Select all lines holding the word "output" from the entries that follow.

Records from a collection

::::::::::

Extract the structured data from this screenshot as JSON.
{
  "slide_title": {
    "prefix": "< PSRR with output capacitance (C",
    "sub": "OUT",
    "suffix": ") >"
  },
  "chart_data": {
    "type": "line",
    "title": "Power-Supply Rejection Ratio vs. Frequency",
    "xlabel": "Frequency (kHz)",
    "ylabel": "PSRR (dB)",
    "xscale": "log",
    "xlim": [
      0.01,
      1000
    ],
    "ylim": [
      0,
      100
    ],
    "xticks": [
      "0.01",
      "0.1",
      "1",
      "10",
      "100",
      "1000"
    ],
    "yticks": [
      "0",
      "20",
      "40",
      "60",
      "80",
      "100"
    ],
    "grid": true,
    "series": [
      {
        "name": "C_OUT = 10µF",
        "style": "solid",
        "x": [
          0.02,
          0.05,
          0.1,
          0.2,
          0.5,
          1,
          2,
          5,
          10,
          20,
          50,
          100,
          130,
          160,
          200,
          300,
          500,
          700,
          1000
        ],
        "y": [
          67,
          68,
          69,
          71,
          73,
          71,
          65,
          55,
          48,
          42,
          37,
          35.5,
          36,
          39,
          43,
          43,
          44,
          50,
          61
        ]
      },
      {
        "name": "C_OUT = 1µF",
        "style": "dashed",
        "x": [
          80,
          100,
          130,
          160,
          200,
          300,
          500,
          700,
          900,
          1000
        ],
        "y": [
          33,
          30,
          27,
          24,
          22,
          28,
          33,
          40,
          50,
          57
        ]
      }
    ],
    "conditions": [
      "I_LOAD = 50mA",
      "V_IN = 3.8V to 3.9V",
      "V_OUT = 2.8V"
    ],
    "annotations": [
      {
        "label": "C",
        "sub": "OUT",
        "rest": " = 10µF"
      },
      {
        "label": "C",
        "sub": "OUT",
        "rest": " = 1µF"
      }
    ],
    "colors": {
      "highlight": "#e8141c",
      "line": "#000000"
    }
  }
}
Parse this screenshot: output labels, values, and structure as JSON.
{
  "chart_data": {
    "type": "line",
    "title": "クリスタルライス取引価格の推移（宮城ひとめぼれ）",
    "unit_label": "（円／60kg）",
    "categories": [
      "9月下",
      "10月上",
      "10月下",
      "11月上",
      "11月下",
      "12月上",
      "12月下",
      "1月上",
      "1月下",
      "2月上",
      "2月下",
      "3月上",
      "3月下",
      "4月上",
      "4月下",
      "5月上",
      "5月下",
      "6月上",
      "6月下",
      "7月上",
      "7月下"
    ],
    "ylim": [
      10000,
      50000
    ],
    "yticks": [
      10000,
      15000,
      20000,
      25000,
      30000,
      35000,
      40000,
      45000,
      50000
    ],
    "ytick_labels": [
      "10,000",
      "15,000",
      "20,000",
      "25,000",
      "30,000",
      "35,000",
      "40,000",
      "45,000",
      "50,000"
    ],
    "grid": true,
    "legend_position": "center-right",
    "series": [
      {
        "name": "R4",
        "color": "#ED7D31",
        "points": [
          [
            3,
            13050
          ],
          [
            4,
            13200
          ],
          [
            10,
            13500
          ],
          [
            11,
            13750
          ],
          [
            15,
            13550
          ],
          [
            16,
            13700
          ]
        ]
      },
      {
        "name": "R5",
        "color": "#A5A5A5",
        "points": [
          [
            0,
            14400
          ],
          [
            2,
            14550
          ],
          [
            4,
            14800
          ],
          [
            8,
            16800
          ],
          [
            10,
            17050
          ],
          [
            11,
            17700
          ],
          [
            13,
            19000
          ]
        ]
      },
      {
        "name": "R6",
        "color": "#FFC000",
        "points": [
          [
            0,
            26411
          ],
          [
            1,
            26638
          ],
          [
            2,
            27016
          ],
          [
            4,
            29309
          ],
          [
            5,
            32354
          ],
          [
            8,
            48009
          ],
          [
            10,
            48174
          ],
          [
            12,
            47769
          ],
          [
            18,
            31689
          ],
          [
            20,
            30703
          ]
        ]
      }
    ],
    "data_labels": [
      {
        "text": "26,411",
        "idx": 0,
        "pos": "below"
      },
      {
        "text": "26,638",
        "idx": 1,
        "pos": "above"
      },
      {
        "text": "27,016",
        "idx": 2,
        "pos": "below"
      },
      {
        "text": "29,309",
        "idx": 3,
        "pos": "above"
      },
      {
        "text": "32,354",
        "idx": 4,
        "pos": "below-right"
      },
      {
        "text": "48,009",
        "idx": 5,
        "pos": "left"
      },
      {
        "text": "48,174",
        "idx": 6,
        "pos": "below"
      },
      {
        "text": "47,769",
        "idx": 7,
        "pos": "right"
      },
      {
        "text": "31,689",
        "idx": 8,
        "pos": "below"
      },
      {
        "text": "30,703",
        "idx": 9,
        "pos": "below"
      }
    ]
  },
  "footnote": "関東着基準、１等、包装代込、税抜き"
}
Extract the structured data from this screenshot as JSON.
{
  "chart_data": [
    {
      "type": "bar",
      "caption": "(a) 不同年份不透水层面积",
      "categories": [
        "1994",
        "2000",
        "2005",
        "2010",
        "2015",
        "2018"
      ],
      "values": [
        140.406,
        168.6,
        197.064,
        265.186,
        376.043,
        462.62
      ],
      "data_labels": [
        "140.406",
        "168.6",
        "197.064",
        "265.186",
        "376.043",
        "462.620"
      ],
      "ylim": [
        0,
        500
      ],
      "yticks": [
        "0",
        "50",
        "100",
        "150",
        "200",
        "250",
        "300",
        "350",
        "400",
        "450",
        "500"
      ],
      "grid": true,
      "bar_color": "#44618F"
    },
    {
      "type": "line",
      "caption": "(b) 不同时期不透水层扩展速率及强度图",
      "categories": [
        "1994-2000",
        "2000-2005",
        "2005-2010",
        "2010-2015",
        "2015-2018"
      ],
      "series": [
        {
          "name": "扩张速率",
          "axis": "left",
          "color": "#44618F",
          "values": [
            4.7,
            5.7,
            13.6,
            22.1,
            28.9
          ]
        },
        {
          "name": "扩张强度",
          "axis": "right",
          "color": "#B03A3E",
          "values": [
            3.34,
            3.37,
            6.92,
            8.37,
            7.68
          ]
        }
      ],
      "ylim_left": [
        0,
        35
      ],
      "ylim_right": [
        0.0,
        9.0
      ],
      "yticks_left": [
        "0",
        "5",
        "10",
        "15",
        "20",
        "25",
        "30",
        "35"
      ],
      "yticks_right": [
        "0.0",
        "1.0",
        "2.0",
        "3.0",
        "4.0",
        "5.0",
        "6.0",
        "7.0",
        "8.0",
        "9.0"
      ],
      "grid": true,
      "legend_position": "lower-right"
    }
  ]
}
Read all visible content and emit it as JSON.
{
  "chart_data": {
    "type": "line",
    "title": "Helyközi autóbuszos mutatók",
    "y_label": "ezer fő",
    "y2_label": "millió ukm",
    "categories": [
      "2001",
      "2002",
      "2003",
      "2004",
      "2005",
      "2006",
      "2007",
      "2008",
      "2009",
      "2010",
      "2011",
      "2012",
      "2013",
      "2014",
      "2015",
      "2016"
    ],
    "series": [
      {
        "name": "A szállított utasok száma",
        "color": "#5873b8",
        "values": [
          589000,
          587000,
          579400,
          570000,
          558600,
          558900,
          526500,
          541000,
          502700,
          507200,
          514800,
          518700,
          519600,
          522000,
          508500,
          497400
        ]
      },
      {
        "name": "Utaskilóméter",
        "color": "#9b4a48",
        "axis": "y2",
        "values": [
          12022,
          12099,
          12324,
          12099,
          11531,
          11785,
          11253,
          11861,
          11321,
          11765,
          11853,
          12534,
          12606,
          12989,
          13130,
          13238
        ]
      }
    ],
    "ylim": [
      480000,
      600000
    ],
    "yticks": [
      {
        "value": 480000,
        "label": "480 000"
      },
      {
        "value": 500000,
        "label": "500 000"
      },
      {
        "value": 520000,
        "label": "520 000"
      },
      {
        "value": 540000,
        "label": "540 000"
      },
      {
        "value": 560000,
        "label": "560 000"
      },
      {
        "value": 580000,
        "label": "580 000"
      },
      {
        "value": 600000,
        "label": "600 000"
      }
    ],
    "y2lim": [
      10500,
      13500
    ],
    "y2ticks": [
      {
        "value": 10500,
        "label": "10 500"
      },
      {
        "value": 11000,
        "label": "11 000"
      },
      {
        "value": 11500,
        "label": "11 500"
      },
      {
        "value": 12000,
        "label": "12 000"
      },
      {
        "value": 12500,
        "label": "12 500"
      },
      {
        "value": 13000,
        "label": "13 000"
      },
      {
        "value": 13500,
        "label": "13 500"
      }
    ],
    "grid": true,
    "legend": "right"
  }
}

::::::::::

■ **Response**:
    "prefix": "< PSRR with output capacitance (C",
Parse this screenshot: output labels, values, and structure as JSON.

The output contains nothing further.